■ WHAT YOU WILL DO
Pull out every line below that holds the word "System".

[START]

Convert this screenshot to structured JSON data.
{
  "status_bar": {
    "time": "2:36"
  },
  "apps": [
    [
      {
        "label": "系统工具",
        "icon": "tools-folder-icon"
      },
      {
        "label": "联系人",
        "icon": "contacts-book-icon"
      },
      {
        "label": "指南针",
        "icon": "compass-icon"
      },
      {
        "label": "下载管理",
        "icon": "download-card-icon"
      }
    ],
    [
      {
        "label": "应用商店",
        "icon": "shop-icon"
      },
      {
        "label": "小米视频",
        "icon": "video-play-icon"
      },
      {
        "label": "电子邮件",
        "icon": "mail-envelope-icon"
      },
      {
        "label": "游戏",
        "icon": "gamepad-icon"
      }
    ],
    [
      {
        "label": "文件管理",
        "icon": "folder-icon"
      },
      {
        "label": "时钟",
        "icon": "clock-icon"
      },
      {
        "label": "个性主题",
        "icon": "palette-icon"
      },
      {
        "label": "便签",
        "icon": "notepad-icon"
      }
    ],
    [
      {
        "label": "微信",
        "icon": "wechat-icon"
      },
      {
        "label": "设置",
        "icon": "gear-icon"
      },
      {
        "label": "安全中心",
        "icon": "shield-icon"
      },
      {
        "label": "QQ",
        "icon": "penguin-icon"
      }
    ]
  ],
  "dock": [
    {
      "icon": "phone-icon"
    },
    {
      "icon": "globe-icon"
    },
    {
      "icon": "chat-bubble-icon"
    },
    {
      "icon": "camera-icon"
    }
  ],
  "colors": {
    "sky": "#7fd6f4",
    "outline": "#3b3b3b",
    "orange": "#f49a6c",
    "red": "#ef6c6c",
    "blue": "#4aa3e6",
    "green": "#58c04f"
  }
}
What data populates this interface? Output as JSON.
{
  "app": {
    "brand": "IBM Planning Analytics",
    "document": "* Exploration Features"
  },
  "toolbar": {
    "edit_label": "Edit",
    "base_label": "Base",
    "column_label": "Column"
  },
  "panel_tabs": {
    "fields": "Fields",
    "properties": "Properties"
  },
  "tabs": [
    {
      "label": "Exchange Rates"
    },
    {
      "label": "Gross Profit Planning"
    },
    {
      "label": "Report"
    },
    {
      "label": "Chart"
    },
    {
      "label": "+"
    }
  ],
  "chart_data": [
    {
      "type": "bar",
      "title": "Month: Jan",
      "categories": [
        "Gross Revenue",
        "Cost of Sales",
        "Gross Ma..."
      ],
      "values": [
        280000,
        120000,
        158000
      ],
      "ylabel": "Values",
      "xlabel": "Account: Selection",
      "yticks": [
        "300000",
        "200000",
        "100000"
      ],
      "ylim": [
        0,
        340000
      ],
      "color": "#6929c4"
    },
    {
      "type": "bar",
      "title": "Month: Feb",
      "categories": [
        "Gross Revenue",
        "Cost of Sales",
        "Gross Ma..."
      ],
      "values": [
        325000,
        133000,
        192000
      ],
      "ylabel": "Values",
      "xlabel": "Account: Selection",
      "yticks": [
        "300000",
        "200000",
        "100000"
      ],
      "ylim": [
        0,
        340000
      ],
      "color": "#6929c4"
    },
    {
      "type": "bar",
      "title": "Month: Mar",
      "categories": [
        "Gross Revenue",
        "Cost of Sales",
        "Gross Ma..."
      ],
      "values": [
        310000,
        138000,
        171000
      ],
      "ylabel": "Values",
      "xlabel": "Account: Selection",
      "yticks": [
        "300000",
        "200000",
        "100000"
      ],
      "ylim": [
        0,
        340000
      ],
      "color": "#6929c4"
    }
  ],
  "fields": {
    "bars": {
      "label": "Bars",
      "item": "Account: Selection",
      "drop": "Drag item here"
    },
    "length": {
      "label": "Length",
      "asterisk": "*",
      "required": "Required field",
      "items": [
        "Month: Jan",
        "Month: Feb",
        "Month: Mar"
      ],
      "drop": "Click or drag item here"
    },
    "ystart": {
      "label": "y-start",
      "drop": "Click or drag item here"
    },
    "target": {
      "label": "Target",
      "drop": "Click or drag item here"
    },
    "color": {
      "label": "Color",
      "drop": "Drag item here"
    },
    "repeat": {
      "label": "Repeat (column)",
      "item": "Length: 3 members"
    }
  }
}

[END]
[START]

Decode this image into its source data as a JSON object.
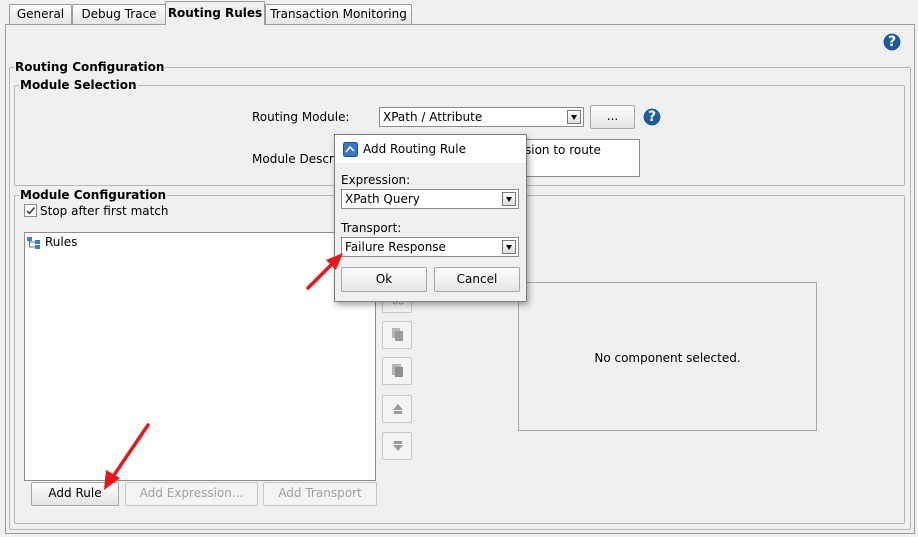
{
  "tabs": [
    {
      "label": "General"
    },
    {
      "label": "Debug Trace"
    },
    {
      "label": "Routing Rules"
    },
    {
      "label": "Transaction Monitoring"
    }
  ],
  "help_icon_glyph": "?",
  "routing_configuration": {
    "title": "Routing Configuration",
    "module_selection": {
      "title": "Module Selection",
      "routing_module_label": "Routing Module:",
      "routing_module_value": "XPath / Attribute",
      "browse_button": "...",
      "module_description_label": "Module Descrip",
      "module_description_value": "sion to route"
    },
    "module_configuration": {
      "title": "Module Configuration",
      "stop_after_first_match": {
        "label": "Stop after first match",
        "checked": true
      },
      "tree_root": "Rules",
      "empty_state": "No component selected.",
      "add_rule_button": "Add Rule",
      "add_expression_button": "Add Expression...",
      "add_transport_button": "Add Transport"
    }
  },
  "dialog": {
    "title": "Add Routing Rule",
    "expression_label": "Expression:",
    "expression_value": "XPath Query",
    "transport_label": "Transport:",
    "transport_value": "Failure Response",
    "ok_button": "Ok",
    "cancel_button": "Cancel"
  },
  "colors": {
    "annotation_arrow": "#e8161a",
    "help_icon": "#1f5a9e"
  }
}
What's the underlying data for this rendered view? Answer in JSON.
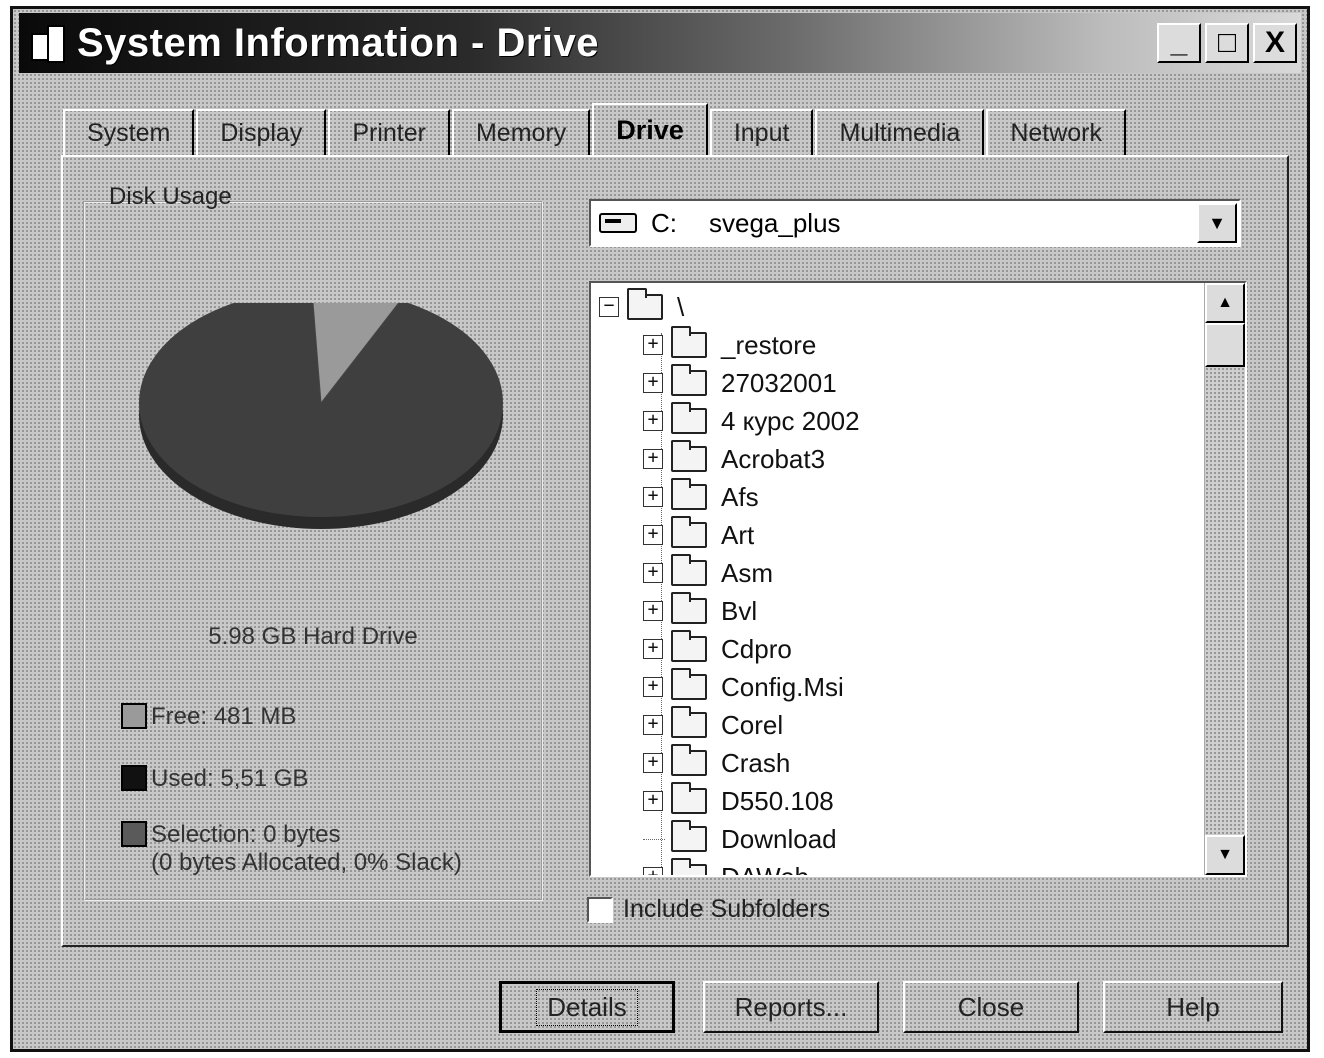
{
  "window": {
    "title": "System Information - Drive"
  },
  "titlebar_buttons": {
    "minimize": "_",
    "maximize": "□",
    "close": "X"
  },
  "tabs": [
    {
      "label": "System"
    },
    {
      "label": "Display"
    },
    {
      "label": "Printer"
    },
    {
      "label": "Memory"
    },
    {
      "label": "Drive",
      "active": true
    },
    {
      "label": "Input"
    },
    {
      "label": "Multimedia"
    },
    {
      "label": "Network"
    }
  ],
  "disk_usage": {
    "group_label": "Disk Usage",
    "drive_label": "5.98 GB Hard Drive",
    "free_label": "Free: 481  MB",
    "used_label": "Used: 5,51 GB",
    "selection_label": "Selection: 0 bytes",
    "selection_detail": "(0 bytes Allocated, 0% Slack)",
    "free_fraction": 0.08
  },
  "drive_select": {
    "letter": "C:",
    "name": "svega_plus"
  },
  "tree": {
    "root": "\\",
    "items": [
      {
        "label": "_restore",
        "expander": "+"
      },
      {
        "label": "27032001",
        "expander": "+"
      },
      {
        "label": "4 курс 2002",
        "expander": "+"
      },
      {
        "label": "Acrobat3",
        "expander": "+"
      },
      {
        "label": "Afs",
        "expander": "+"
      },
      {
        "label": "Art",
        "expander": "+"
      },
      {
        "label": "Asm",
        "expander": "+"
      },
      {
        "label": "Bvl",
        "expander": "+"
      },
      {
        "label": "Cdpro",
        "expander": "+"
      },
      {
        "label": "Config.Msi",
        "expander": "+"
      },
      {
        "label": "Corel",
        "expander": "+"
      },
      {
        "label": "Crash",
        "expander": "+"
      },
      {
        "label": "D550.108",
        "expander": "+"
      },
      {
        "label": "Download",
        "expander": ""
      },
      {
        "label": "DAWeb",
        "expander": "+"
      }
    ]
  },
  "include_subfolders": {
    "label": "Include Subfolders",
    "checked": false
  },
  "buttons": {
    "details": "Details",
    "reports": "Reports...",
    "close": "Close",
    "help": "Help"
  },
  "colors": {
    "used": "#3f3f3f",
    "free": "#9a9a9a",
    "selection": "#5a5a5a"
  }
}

[END]

■ WORKED ANSWER
    "title": "System Information - Drive"
      "label": "System"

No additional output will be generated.